• _Material for this exercise_:
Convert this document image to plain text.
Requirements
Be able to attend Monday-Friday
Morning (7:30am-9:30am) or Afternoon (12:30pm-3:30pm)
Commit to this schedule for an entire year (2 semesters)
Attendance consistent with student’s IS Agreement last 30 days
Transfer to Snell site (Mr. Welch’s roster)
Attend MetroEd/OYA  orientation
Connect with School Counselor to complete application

• _Your objective_: Each record above should be output again exactly.

• _Reply to the task_:
Convert this document image to plain text.
Requirements
Be able to attend Monday-Friday
Morning (7:30am-9:30am) or Afternoon (12:30pm-3:30pm)
Commit to this schedule for an entire year (2 semesters)
Attendance consistent with student’s IS Agreement last 30 days
Transfer to Snell site (Mr. Welch’s roster)
Attend MetroEd/OYA  orientation
Connect with School Counselor to complete application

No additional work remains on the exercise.